### [TASK REQUIREMENTS]
Each record below should be output verbatim, without pictures.

### [DATA FOR THIS TASK]
[start]

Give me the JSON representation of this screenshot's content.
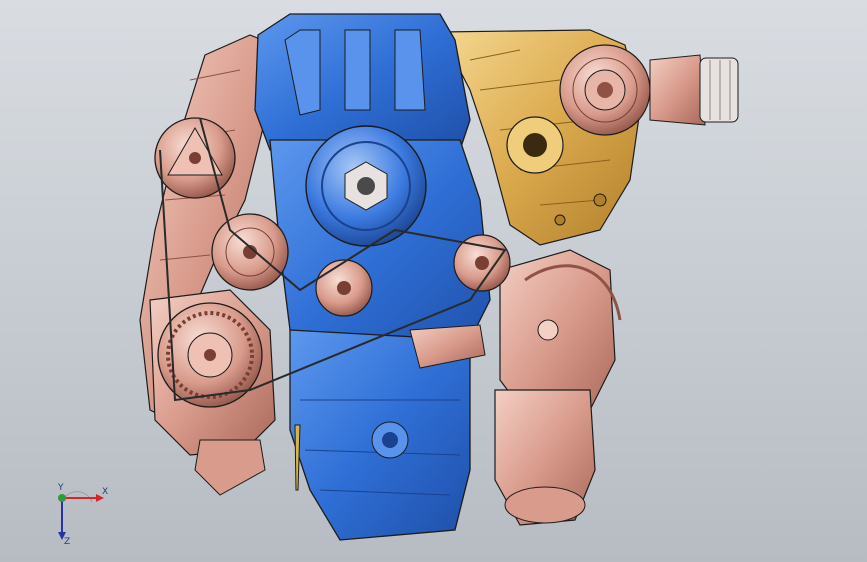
{
  "viewport": {
    "background_top": "#d9dde2",
    "background_bottom": "#b7bcc3"
  },
  "model": {
    "colors": {
      "block_blue": "#2f6fd6",
      "block_blue_light": "#5a93ec",
      "accessory_pink": "#d99b8c",
      "accessory_pink_light": "#efc1b4",
      "bracket_gold": "#d9a64a",
      "bracket_gold_light": "#f0cd7a",
      "edge_dark": "#1c1c1c"
    }
  },
  "triad": {
    "x_label": "X",
    "y_label": "Y",
    "z_label": "Z",
    "x_color": "#d8232a",
    "y_color": "#2e9a3a",
    "z_color": "#2433a6"
  }
}
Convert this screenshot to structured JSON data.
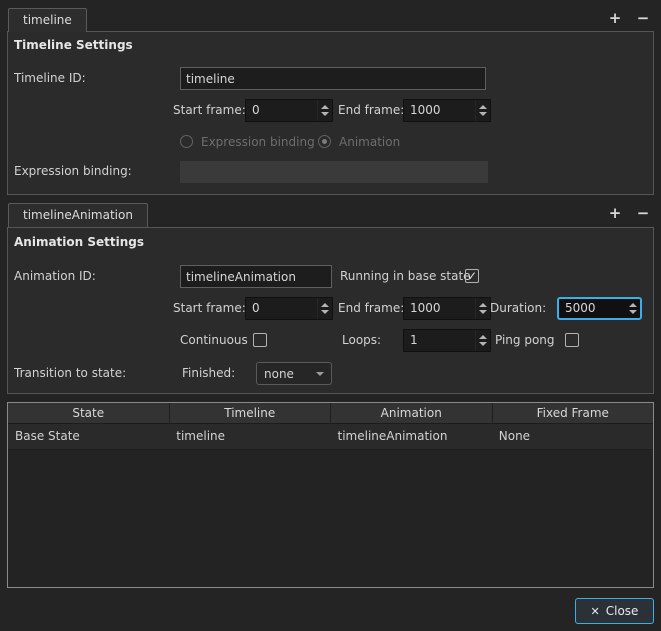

[end]

### [TASK SOLUTION]
Give me the JSON representation of this screenshot's content.
{
  "viewport": {
    "background_top": "#d9dde2",
    "background_bottom": "#b7bcc3"
  },
  "model": {
    "colors": {
      "block_blue": "#2f6fd6",
      "block_blue_light": "#5a93ec",
      "accessory_pink": "#d99b8c",
      "accessory_pink_light": "#efc1b4",
      "bracket_gold": "#d9a64a",
      "bracket_gold_light": "#f0cd7a",
      "edge_dark": "#1c1c1c"
    }
  },
  "triad": {
    "x_label": "X",
    "y_label": "Y",
    "z_label": "Z",
    "x_color": "#d8232a",
    "y_color": "#2e9a3a",
    "z_color": "#2433a6"
  }
}
Convert this screenshot to structured JSON data.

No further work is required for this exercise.